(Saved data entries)
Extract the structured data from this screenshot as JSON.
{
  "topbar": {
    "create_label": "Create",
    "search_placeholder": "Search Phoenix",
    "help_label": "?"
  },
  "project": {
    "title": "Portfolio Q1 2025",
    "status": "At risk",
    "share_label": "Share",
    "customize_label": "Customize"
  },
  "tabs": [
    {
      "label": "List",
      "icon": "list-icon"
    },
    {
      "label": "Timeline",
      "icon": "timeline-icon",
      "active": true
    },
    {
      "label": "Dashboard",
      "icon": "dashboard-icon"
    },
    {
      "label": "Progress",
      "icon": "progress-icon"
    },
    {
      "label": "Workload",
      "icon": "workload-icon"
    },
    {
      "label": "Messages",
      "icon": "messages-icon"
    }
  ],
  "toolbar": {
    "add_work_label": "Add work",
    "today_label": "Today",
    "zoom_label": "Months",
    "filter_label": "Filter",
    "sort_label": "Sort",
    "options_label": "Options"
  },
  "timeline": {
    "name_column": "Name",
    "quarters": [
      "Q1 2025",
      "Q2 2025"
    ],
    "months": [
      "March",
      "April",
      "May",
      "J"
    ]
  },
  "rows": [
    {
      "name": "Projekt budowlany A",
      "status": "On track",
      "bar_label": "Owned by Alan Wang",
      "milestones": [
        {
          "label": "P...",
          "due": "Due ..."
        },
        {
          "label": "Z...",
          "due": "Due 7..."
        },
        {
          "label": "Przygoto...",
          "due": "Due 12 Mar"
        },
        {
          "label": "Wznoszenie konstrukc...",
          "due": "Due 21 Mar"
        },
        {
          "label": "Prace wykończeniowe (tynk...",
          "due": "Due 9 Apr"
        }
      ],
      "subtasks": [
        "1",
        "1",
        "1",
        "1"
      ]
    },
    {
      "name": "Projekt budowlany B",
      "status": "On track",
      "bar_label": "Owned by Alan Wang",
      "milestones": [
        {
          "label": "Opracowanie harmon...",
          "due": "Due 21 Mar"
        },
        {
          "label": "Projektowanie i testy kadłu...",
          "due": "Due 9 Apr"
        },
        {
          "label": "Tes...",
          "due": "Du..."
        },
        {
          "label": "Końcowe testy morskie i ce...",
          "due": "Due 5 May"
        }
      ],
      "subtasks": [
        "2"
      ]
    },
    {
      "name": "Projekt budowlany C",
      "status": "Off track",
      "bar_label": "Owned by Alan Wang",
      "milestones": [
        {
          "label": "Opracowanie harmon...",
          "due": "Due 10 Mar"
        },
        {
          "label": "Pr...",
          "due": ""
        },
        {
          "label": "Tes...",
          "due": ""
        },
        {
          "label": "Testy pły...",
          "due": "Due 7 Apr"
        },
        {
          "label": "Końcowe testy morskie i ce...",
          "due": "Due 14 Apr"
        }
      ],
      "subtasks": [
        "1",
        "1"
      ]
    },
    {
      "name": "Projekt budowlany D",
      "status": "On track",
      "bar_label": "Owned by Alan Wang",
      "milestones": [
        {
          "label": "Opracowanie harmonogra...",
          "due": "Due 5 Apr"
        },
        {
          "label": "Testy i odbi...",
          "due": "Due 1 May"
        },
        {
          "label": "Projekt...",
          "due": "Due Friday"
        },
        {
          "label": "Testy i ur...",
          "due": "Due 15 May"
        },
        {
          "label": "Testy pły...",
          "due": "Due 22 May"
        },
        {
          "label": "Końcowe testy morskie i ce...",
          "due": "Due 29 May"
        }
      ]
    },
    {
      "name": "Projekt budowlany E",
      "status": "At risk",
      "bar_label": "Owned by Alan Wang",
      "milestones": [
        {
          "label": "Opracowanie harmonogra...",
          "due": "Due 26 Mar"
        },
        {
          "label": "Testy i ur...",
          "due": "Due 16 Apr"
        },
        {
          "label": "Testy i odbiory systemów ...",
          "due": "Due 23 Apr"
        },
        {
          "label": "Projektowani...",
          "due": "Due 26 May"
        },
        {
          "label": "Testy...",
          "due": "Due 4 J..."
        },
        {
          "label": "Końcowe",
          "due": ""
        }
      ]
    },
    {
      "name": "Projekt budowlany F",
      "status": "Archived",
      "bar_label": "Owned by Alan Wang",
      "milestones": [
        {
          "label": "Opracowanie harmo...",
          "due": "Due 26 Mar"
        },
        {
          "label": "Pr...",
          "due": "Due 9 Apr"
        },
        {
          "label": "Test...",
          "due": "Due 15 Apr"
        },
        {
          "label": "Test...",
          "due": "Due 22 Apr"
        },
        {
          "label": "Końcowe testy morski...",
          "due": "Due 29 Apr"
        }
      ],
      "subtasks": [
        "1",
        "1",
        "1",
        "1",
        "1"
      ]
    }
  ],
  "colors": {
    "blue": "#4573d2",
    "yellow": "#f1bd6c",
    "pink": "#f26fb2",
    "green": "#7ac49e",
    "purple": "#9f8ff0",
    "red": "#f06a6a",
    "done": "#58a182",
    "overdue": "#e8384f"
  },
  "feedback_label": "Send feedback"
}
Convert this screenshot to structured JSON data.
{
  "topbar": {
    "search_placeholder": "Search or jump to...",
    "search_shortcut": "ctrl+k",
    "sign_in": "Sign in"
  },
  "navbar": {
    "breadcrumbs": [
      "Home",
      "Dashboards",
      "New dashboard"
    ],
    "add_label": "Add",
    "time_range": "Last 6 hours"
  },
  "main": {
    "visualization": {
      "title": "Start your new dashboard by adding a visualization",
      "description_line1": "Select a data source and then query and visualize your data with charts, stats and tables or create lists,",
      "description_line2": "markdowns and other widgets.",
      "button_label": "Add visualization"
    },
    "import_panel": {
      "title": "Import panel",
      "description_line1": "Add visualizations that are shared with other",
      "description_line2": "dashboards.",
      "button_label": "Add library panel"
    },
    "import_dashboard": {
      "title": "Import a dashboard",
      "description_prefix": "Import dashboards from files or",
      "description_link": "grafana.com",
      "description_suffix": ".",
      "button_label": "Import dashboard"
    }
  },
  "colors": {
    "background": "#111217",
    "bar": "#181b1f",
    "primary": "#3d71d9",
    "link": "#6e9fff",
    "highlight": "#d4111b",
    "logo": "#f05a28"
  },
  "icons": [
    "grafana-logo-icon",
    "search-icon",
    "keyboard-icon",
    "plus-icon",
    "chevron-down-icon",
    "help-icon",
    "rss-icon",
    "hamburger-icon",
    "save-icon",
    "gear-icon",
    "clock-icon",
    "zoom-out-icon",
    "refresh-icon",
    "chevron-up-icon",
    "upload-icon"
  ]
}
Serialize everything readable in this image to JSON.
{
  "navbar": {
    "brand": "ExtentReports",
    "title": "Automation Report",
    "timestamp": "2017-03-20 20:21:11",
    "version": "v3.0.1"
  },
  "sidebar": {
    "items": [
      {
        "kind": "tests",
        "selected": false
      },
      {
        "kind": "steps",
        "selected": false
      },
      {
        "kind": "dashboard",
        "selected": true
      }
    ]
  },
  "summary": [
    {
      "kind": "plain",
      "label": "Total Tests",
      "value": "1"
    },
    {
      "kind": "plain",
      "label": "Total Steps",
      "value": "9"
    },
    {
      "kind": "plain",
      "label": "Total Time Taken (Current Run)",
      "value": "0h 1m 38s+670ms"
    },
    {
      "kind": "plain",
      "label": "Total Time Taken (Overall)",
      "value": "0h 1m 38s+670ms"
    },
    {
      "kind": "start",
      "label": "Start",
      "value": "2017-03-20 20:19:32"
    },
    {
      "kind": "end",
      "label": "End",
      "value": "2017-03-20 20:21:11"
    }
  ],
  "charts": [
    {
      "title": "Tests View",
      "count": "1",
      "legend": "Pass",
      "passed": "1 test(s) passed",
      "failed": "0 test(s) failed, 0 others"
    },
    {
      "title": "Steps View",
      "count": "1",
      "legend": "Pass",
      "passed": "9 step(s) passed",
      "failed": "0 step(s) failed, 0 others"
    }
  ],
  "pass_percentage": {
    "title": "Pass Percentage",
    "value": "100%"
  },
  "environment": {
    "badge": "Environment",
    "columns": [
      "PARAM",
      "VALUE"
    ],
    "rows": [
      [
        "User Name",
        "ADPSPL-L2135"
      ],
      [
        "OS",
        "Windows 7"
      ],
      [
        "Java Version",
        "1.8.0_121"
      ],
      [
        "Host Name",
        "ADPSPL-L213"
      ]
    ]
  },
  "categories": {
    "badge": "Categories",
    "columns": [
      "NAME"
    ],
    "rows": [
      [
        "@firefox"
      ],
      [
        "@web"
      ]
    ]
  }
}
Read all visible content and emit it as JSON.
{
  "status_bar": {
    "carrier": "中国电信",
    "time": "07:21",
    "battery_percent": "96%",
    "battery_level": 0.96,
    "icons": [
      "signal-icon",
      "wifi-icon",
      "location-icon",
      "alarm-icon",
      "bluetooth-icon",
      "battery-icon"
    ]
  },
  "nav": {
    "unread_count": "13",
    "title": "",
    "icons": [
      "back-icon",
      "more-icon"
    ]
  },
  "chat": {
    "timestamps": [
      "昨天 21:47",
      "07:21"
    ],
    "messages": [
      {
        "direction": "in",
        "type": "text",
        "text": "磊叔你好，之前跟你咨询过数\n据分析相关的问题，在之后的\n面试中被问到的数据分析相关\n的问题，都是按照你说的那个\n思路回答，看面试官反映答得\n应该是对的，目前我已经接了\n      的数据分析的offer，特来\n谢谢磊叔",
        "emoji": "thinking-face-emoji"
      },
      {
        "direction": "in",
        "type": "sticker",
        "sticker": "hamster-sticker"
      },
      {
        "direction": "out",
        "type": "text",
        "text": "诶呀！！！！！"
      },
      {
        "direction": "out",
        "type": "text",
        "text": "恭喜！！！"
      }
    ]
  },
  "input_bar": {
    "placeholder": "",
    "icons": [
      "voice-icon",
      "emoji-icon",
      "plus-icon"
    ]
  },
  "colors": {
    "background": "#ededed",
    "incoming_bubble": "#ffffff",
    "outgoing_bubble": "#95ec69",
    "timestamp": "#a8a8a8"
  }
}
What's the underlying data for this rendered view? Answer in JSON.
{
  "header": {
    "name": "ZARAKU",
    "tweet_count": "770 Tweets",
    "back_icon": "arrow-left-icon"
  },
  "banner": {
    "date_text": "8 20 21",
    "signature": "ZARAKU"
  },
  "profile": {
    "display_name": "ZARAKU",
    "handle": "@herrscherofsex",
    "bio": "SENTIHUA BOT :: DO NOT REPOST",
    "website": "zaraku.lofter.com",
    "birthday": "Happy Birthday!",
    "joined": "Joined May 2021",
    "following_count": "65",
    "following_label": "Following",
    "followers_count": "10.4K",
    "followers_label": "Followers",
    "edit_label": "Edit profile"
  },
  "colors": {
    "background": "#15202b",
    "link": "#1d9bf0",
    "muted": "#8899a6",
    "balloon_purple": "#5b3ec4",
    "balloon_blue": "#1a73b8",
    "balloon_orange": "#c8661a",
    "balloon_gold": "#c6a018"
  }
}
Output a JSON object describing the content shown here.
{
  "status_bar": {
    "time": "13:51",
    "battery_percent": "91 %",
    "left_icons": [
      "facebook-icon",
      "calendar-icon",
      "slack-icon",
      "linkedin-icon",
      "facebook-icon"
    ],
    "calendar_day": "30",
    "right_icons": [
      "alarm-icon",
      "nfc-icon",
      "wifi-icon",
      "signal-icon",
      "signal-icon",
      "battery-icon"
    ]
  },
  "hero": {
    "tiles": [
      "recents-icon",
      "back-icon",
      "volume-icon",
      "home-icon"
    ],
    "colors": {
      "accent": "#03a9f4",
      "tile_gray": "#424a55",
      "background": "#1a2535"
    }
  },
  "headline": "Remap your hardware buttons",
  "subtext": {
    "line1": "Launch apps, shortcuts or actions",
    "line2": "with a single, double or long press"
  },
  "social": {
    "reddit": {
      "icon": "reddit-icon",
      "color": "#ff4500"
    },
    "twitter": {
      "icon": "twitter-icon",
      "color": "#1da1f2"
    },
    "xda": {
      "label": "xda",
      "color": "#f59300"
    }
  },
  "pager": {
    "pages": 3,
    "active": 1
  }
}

### Aim
Only the lines from the one that contains "Output a JSON" to the end of the data should be output, exactly as they appear.

### The answer
Output a JSON object describing the content shown here.
{
  "status_bar": {
    "time": "13:51",
    "battery_percent": "91 %",
    "left_icons": [
      "facebook-icon",
      "calendar-icon",
      "slack-icon",
      "linkedin-icon",
      "facebook-icon"
    ],
    "calendar_day": "30",
    "right_icons": [
      "alarm-icon",
      "nfc-icon",
      "wifi-icon",
      "signal-icon",
      "signal-icon",
      "battery-icon"
    ]
  },
  "hero": {
    "tiles": [
      "recents-icon",
      "back-icon",
      "volume-icon",
      "home-icon"
    ],
    "colors": {
      "accent": "#03a9f4",
      "tile_gray": "#424a55",
      "background": "#1a2535"
    }
  },
  "headline": "Remap your hardware buttons",
  "subtext": {
    "line1": "Launch apps, shortcuts or actions",
    "line2": "with a single, double or long press"
  },
  "social": {
    "reddit": {
      "icon": "reddit-icon",
      "color": "#ff4500"
    },
    "twitter": {
      "icon": "twitter-icon",
      "color": "#1da1f2"
    },
    "xda": {
      "label": "xda",
      "color": "#f59300"
    }
  },
  "pager": {
    "pages": 3,
    "active": 1
  }
}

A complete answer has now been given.